_Given exercise_. Repeat each line exactly, leaving nothing out.

_Information supplied_.
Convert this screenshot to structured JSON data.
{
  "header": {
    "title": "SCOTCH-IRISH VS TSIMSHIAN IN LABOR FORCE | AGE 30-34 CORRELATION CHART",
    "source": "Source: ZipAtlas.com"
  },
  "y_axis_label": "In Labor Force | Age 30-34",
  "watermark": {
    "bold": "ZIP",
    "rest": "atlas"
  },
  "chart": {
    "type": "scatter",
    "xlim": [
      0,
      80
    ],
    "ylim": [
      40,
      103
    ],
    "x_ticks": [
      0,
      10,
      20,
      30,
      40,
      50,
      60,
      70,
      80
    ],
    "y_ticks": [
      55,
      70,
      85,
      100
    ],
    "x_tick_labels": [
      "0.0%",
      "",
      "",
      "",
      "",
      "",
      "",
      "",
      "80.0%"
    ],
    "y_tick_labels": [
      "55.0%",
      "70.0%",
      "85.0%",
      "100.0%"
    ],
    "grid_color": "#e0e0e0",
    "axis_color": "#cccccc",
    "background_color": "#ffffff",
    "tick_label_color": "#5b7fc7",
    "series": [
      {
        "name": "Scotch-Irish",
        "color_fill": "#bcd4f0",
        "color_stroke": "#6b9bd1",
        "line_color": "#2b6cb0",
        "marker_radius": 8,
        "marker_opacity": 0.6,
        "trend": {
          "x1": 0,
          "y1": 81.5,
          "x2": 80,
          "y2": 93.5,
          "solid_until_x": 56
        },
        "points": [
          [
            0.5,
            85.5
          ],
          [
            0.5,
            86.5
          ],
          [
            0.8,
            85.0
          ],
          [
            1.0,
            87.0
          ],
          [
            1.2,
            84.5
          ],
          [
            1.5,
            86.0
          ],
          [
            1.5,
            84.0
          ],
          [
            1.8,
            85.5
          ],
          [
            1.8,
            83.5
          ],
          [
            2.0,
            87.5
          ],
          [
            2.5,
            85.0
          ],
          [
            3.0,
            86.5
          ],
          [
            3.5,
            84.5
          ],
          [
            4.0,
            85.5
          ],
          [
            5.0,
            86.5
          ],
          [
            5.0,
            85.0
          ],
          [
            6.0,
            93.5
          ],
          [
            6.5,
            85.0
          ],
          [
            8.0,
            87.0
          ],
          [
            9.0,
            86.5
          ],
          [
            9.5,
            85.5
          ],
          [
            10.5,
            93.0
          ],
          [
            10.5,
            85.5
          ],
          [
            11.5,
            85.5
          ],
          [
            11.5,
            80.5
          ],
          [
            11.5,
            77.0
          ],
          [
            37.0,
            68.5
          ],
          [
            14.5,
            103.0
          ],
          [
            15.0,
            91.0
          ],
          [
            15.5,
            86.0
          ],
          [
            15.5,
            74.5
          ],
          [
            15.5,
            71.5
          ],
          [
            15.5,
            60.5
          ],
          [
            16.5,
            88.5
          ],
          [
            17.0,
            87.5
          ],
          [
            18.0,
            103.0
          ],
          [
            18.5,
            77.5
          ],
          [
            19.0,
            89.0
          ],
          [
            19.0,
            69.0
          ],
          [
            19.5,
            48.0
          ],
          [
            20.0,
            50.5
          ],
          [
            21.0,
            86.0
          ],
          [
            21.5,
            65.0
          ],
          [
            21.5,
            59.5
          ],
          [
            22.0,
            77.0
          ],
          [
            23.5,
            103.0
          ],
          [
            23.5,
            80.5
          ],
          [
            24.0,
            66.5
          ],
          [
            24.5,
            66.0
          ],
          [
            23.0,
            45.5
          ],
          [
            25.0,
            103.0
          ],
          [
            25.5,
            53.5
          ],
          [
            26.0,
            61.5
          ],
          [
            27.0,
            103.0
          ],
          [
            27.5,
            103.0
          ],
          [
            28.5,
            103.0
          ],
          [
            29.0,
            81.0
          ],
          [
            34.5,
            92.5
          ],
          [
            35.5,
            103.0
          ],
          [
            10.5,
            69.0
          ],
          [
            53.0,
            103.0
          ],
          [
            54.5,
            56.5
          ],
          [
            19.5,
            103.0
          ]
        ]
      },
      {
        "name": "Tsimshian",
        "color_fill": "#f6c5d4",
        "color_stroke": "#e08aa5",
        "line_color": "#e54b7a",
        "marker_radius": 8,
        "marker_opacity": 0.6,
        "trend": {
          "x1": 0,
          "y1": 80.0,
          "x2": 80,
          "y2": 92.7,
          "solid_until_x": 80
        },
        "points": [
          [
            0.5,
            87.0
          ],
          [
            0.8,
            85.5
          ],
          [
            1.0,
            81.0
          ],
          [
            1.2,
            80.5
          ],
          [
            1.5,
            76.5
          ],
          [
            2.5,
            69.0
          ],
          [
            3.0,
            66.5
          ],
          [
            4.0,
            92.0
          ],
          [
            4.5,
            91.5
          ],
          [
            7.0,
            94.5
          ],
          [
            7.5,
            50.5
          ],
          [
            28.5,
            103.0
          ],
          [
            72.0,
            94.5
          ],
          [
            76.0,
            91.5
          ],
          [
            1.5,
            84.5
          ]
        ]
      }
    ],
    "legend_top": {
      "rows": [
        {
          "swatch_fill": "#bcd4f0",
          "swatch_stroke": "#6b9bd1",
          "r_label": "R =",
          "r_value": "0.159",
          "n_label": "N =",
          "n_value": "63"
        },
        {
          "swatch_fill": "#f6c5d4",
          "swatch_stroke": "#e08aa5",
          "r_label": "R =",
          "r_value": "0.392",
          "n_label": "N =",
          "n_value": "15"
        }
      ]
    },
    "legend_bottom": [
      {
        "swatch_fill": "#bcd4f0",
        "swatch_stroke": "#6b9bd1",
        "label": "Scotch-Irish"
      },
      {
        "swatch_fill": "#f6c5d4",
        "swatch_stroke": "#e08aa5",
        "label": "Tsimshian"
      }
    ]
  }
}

_Full response_.
Convert this screenshot to structured JSON data.
{
  "header": {
    "title": "SCOTCH-IRISH VS TSIMSHIAN IN LABOR FORCE | AGE 30-34 CORRELATION CHART",
    "source": "Source: ZipAtlas.com"
  },
  "y_axis_label": "In Labor Force | Age 30-34",
  "watermark": {
    "bold": "ZIP",
    "rest": "atlas"
  },
  "chart": {
    "type": "scatter",
    "xlim": [
      0,
      80
    ],
    "ylim": [
      40,
      103
    ],
    "x_ticks": [
      0,
      10,
      20,
      30,
      40,
      50,
      60,
      70,
      80
    ],
    "y_ticks": [
      55,
      70,
      85,
      100
    ],
    "x_tick_labels": [
      "0.0%",
      "",
      "",
      "",
      "",
      "",
      "",
      "",
      "80.0%"
    ],
    "y_tick_labels": [
      "55.0%",
      "70.0%",
      "85.0%",
      "100.0%"
    ],
    "grid_color": "#e0e0e0",
    "axis_color": "#cccccc",
    "background_color": "#ffffff",
    "tick_label_color": "#5b7fc7",
    "series": [
      {
        "name": "Scotch-Irish",
        "color_fill": "#bcd4f0",
        "color_stroke": "#6b9bd1",
        "line_color": "#2b6cb0",
        "marker_radius": 8,
        "marker_opacity": 0.6,
        "trend": {
          "x1": 0,
          "y1": 81.5,
          "x2": 80,
          "y2": 93.5,
          "solid_until_x": 56
        },
        "points": [
          [
            0.5,
            85.5
          ],
          [
            0.5,
            86.5
          ],
          [
            0.8,
            85.0
          ],
          [
            1.0,
            87.0
          ],
          [
            1.2,
            84.5
          ],
          [
            1.5,
            86.0
          ],
          [
            1.5,
            84.0
          ],
          [
            1.8,
            85.5
          ],
          [
            1.8,
            83.5
          ],
          [
            2.0,
            87.5
          ],
          [
            2.5,
            85.0
          ],
          [
            3.0,
            86.5
          ],
          [
            3.5,
            84.5
          ],
          [
            4.0,
            85.5
          ],
          [
            5.0,
            86.5
          ],
          [
            5.0,
            85.0
          ],
          [
            6.0,
            93.5
          ],
          [
            6.5,
            85.0
          ],
          [
            8.0,
            87.0
          ],
          [
            9.0,
            86.5
          ],
          [
            9.5,
            85.5
          ],
          [
            10.5,
            93.0
          ],
          [
            10.5,
            85.5
          ],
          [
            11.5,
            85.5
          ],
          [
            11.5,
            80.5
          ],
          [
            11.5,
            77.0
          ],
          [
            37.0,
            68.5
          ],
          [
            14.5,
            103.0
          ],
          [
            15.0,
            91.0
          ],
          [
            15.5,
            86.0
          ],
          [
            15.5,
            74.5
          ],
          [
            15.5,
            71.5
          ],
          [
            15.5,
            60.5
          ],
          [
            16.5,
            88.5
          ],
          [
            17.0,
            87.5
          ],
          [
            18.0,
            103.0
          ],
          [
            18.5,
            77.5
          ],
          [
            19.0,
            89.0
          ],
          [
            19.0,
            69.0
          ],
          [
            19.5,
            48.0
          ],
          [
            20.0,
            50.5
          ],
          [
            21.0,
            86.0
          ],
          [
            21.5,
            65.0
          ],
          [
            21.5,
            59.5
          ],
          [
            22.0,
            77.0
          ],
          [
            23.5,
            103.0
          ],
          [
            23.5,
            80.5
          ],
          [
            24.0,
            66.5
          ],
          [
            24.5,
            66.0
          ],
          [
            23.0,
            45.5
          ],
          [
            25.0,
            103.0
          ],
          [
            25.5,
            53.5
          ],
          [
            26.0,
            61.5
          ],
          [
            27.0,
            103.0
          ],
          [
            27.5,
            103.0
          ],
          [
            28.5,
            103.0
          ],
          [
            29.0,
            81.0
          ],
          [
            34.5,
            92.5
          ],
          [
            35.5,
            103.0
          ],
          [
            10.5,
            69.0
          ],
          [
            53.0,
            103.0
          ],
          [
            54.5,
            56.5
          ],
          [
            19.5,
            103.0
          ]
        ]
      },
      {
        "name": "Tsimshian",
        "color_fill": "#f6c5d4",
        "color_stroke": "#e08aa5",
        "line_color": "#e54b7a",
        "marker_radius": 8,
        "marker_opacity": 0.6,
        "trend": {
          "x1": 0,
          "y1": 80.0,
          "x2": 80,
          "y2": 92.7,
          "solid_until_x": 80
        },
        "points": [
          [
            0.5,
            87.0
          ],
          [
            0.8,
            85.5
          ],
          [
            1.0,
            81.0
          ],
          [
            1.2,
            80.5
          ],
          [
            1.5,
            76.5
          ],
          [
            2.5,
            69.0
          ],
          [
            3.0,
            66.5
          ],
          [
            4.0,
            92.0
          ],
          [
            4.5,
            91.5
          ],
          [
            7.0,
            94.5
          ],
          [
            7.5,
            50.5
          ],
          [
            28.5,
            103.0
          ],
          [
            72.0,
            94.5
          ],
          [
            76.0,
            91.5
          ],
          [
            1.5,
            84.5
          ]
        ]
      }
    ],
    "legend_top": {
      "rows": [
        {
          "swatch_fill": "#bcd4f0",
          "swatch_stroke": "#6b9bd1",
          "r_label": "R =",
          "r_value": "0.159",
          "n_label": "N =",
          "n_value": "63"
        },
        {
          "swatch_fill": "#f6c5d4",
          "swatch_stroke": "#e08aa5",
          "r_label": "R =",
          "r_value": "0.392",
          "n_label": "N =",
          "n_value": "15"
        }
      ]
    },
    "legend_bottom": [
      {
        "swatch_fill": "#bcd4f0",
        "swatch_stroke": "#6b9bd1",
        "label": "Scotch-Irish"
      },
      {
        "swatch_fill": "#f6c5d4",
        "swatch_stroke": "#e08aa5",
        "label": "Tsimshian"
      }
    ]
  }
}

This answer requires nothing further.